#### What to produce:
Repeat all entries exactly.

#### Input for this task:

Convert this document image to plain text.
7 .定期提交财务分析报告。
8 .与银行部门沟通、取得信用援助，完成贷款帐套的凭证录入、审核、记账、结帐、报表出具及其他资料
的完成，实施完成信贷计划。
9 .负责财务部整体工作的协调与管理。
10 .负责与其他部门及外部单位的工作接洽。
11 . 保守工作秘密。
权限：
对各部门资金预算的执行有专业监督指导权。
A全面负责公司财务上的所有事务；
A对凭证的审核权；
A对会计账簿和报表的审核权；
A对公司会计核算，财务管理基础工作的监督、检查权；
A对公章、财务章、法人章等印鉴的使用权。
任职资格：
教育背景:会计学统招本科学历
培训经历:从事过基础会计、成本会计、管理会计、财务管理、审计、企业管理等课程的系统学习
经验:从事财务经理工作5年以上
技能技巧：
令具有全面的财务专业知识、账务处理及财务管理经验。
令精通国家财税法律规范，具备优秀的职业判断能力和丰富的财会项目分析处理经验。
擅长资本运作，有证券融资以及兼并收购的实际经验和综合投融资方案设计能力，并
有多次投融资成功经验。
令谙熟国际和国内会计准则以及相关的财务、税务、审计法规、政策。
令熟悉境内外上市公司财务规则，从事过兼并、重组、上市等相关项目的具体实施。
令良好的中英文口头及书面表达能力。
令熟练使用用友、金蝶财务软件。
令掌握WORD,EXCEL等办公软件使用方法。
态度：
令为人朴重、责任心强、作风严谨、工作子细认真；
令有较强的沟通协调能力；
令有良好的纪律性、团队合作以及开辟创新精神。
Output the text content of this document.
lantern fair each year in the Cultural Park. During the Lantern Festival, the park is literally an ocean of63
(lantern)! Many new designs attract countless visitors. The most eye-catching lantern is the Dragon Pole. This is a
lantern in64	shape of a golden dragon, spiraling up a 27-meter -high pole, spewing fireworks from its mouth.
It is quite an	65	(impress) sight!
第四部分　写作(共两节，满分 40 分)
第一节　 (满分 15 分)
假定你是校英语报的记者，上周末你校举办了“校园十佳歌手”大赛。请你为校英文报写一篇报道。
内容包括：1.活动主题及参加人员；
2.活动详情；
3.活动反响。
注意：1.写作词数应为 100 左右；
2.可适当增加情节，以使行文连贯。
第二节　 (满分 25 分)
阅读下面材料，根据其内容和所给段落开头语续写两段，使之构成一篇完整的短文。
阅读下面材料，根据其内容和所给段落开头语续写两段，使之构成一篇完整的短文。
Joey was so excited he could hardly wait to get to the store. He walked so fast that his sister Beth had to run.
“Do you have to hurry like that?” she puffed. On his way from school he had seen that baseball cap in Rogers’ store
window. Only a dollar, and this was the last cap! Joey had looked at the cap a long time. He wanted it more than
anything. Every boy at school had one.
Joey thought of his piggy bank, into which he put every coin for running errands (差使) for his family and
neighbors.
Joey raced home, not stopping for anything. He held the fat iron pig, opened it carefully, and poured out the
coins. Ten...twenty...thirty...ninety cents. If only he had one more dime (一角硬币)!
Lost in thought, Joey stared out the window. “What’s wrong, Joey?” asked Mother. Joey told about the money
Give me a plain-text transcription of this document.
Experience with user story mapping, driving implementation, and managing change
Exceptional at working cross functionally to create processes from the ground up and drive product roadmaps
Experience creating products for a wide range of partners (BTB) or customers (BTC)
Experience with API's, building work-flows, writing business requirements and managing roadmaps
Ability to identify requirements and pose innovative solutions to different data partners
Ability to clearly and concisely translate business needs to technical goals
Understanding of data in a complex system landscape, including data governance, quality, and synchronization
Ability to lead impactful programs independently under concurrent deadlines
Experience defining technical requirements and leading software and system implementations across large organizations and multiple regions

#### Task output:
Convert this document image to plain text.
7 .定期提交财务分析报告。
8 .与银行部门沟通、取得信用援助，完成贷款帐套的凭证录入、审核、记账、结帐、报表出具及其他资料
的完成，实施完成信贷计划。
9 .负责财务部整体工作的协调与管理。
10 .负责与其他部门及外部单位的工作接洽。
11 . 保守工作秘密。
权限：
对各部门资金预算的执行有专业监督指导权。
A全面负责公司财务上的所有事务；
A对凭证的审核权；
A对会计账簿和报表的审核权；
A对公司会计核算，财务管理基础工作的监督、检查权；
A对公章、财务章、法人章等印鉴的使用权。
任职资格：
教育背景:会计学统招本科学历
培训经历:从事过基础会计、成本会计、管理会计、财务管理、审计、企业管理等课程的系统学习
经验:从事财务经理工作5年以上
技能技巧：
令具有全面的财务专业知识、账务处理及财务管理经验。
令精通国家财税法律规范，具备优秀的职业判断能力和丰富的财会项目分析处理经验。
擅长资本运作，有证券融资以及兼并收购的实际经验和综合投融资方案设计能力，并
有多次投融资成功经验。
令谙熟国际和国内会计准则以及相关的财务、税务、审计法规、政策。
令熟悉境内外上市公司财务规则，从事过兼并、重组、上市等相关项目的具体实施。
令良好的中英文口头及书面表达能力。
令熟练使用用友、金蝶财务软件。
令掌握WORD,EXCEL等办公软件使用方法。
态度：
令为人朴重、责任心强、作风严谨、工作子细认真；
令有较强的沟通协调能力；
令有良好的纪律性、团队合作以及开辟创新精神。
Output the text content of this document.
lantern fair each year in the Cultural Park. During the Lantern Festival, the park is literally an ocean of63
(lantern)! Many new designs attract countless visitors. The most eye-catching lantern is the Dragon Pole. This is a
lantern in64	shape of a golden dragon, spiraling up a 27-meter -high pole, spewing fireworks from its mouth.
It is quite an	65	(impress) sight!
第四部分　写作(共两节，满分 40 分)
第一节　 (满分 15 分)
假定你是校英语报的记者，上周末你校举办了“校园十佳歌手”大赛。请你为校英文报写一篇报道。
内容包括：1.活动主题及参加人员；
2.活动详情；
3.活动反响。
注意：1.写作词数应为 100 左右；
2.可适当增加情节，以使行文连贯。
第二节　 (满分 25 分)
阅读下面材料，根据其内容和所给段落开头语续写两段，使之构成一篇完整的短文。
阅读下面材料，根据其内容和所给段落开头语续写两段，使之构成一篇完整的短文。
Joey was so excited he could hardly wait to get to the store. He walked so fast that his sister Beth had to run.
“Do you have to hurry like that?” she puffed. On his way from school he had seen that baseball cap in Rogers’ store
window. Only a dollar, and this was the last cap! Joey had looked at the cap a long time. He wanted it more than
anything. Every boy at school had one.
Joey thought of his piggy bank, into which he put every coin for running errands (差使) for his family and
neighbors.
Joey raced home, not stopping for anything. He held the fat iron pig, opened it carefully, and poured out the
coins. Ten...twenty...thirty...ninety cents. If only he had one more dime (一角硬币)!
Lost in thought, Joey stared out the window. “What’s wrong, Joey?” asked Mother. Joey told about the money
Give me a plain-text transcription of this document.
Experience with user story mapping, driving implementation, and managing change
Exceptional at working cross functionally to create processes from the ground up and drive product roadmaps
Experience creating products for a wide range of partners (BTB) or customers (BTC)
Experience with API's, building work-flows, writing business requirements and managing roadmaps
Ability to identify requirements and pose innovative solutions to different data partners
Ability to clearly and concisely translate business needs to technical goals
Understanding of data in a complex system landscape, including data governance, quality, and synchronization
Ability to lead impactful programs independently under concurrent deadlines
Experience defining technical requirements and leading software and system implementations across large organizations and multiple regions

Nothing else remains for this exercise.